CHALLENGE => For each line of the data below that holds "УПРАВЛЕНИЕ", copy the line.

RECORDS TO USE =>
▬▬▬

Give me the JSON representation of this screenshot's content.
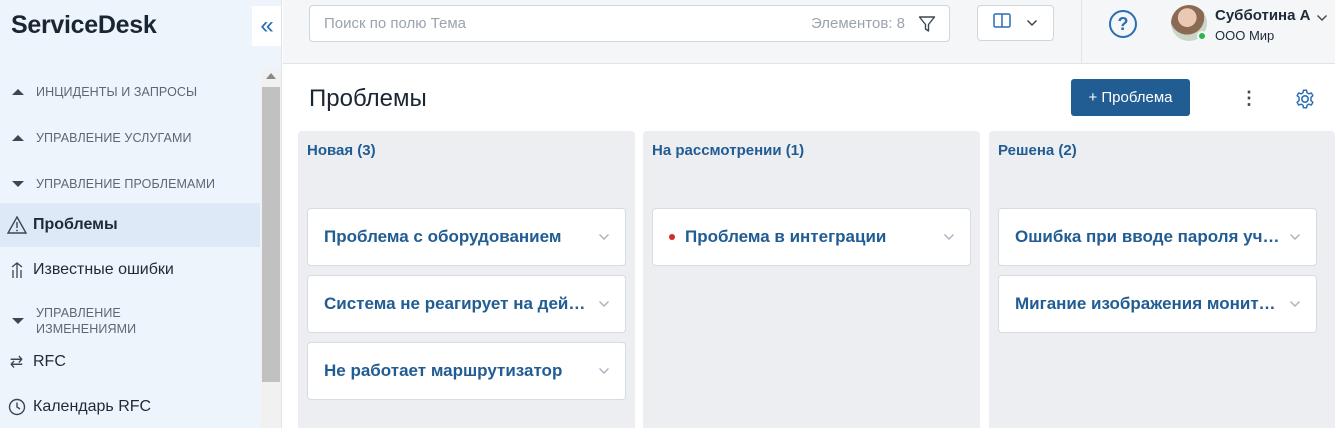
{
  "app": {
    "brand": "ServiceDesk",
    "collapse_icon": "double-chevron-left-icon"
  },
  "sidebar": {
    "items": [
      {
        "type": "section",
        "label": "ИНЦИДЕНТЫ И ЗАПРОСЫ",
        "expanded": false
      },
      {
        "type": "section",
        "label": "УПРАВЛЕНИЕ УСЛУГАМИ",
        "expanded": false
      },
      {
        "type": "section",
        "label": "УПРАВЛЕНИЕ ПРОБЛЕМАМИ",
        "expanded": true
      },
      {
        "type": "link",
        "label": "Проблемы",
        "icon": "warning-triangle-icon",
        "active": true
      },
      {
        "type": "link",
        "label": "Известные ошибки",
        "icon": "known-errors-icon",
        "active": false
      },
      {
        "type": "section",
        "label": "УПРАВЛЕНИЕ ИЗМЕНЕНИЯМИ",
        "expanded": true
      },
      {
        "type": "link",
        "label": "RFC",
        "icon": "swap-arrows-icon",
        "active": false
      },
      {
        "type": "link",
        "label": "Календарь RFC",
        "icon": "clock-icon",
        "active": false
      }
    ]
  },
  "topbar": {
    "search_placeholder": "Поиск по полю Тема",
    "items_count": "Элементов: 8",
    "user_name": "Субботина А",
    "user_org": "ООО Мир",
    "help_label": "?"
  },
  "page": {
    "title": "Проблемы",
    "add_button": "+ Проблема"
  },
  "board": {
    "columns": [
      {
        "title": "Новая (3)",
        "cards": [
          {
            "title": "Проблема с оборудованием",
            "flag": false
          },
          {
            "title": "Система не реагирует на действия",
            "flag": false
          },
          {
            "title": "Не работает маршрутизатор",
            "flag": false
          }
        ]
      },
      {
        "title": "На рассмотрении (1)",
        "cards": [
          {
            "title": "Проблема в интеграции",
            "flag": true
          }
        ]
      },
      {
        "title": "Решена (2)",
        "cards": [
          {
            "title": "Ошибка при вводе пароля учетной записи",
            "flag": false
          },
          {
            "title": "Мигание изображения монитора",
            "flag": false
          }
        ]
      }
    ]
  },
  "colors": {
    "accent": "#215c93",
    "sidebar_bg": "#eef4fb",
    "active_item_bg": "#dde9f6",
    "column_bg": "#eceef1",
    "flag_red": "#d42b2b",
    "online_green": "#2fb34a"
  }
}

▬▬▬

RESPONSE BELOW =>
        "label": "УПРАВЛЕНИЕ УСЛУГАМИ",
        "label": "УПРАВЛЕНИЕ ПРОБЛЕМАМИ",
        "label": "УПРАВЛЕНИЕ ИЗМЕНЕНИЯМИ",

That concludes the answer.